[Records that describe figures]
-----
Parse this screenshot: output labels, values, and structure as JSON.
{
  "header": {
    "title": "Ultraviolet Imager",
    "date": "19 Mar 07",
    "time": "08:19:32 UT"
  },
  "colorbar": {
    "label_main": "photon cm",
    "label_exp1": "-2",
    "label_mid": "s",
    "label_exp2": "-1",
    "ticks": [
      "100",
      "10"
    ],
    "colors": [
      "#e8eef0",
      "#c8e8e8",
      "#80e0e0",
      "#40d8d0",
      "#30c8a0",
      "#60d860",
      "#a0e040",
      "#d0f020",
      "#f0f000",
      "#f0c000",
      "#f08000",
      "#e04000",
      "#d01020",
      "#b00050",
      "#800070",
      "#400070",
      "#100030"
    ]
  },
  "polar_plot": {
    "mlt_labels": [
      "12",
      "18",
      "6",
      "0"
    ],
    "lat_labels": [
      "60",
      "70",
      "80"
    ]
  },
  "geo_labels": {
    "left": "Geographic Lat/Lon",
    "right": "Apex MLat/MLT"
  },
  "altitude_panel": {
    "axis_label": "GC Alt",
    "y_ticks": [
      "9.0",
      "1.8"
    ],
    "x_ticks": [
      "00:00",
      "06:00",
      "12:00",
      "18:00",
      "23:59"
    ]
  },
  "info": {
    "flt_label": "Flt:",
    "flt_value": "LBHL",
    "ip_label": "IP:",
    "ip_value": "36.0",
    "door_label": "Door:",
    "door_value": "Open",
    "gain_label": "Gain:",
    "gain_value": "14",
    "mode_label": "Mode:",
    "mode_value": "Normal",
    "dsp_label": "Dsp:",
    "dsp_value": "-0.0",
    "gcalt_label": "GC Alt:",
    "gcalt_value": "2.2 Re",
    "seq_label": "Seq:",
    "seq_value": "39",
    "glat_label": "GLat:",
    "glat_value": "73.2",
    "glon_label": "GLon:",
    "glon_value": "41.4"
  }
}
-----
What the exercise asks: The entries above should be repeated exactly, every one of them.

Exercise solution:
Parse this screenshot: output labels, values, and structure as JSON.
{
  "header": {
    "title": "Ultraviolet Imager",
    "date": "19 Mar 07",
    "time": "08:19:32 UT"
  },
  "colorbar": {
    "label_main": "photon cm",
    "label_exp1": "-2",
    "label_mid": "s",
    "label_exp2": "-1",
    "ticks": [
      "100",
      "10"
    ],
    "colors": [
      "#e8eef0",
      "#c8e8e8",
      "#80e0e0",
      "#40d8d0",
      "#30c8a0",
      "#60d860",
      "#a0e040",
      "#d0f020",
      "#f0f000",
      "#f0c000",
      "#f08000",
      "#e04000",
      "#d01020",
      "#b00050",
      "#800070",
      "#400070",
      "#100030"
    ]
  },
  "polar_plot": {
    "mlt_labels": [
      "12",
      "18",
      "6",
      "0"
    ],
    "lat_labels": [
      "60",
      "70",
      "80"
    ]
  },
  "geo_labels": {
    "left": "Geographic Lat/Lon",
    "right": "Apex MLat/MLT"
  },
  "altitude_panel": {
    "axis_label": "GC Alt",
    "y_ticks": [
      "9.0",
      "1.8"
    ],
    "x_ticks": [
      "00:00",
      "06:00",
      "12:00",
      "18:00",
      "23:59"
    ]
  },
  "info": {
    "flt_label": "Flt:",
    "flt_value": "LBHL",
    "ip_label": "IP:",
    "ip_value": "36.0",
    "door_label": "Door:",
    "door_value": "Open",
    "gain_label": "Gain:",
    "gain_value": "14",
    "mode_label": "Mode:",
    "mode_value": "Normal",
    "dsp_label": "Dsp:",
    "dsp_value": "-0.0",
    "gcalt_label": "GC Alt:",
    "gcalt_value": "2.2 Re",
    "seq_label": "Seq:",
    "seq_value": "39",
    "glat_label": "GLat:",
    "glat_value": "73.2",
    "glon_label": "GLon:",
    "glon_value": "41.4"
  }
}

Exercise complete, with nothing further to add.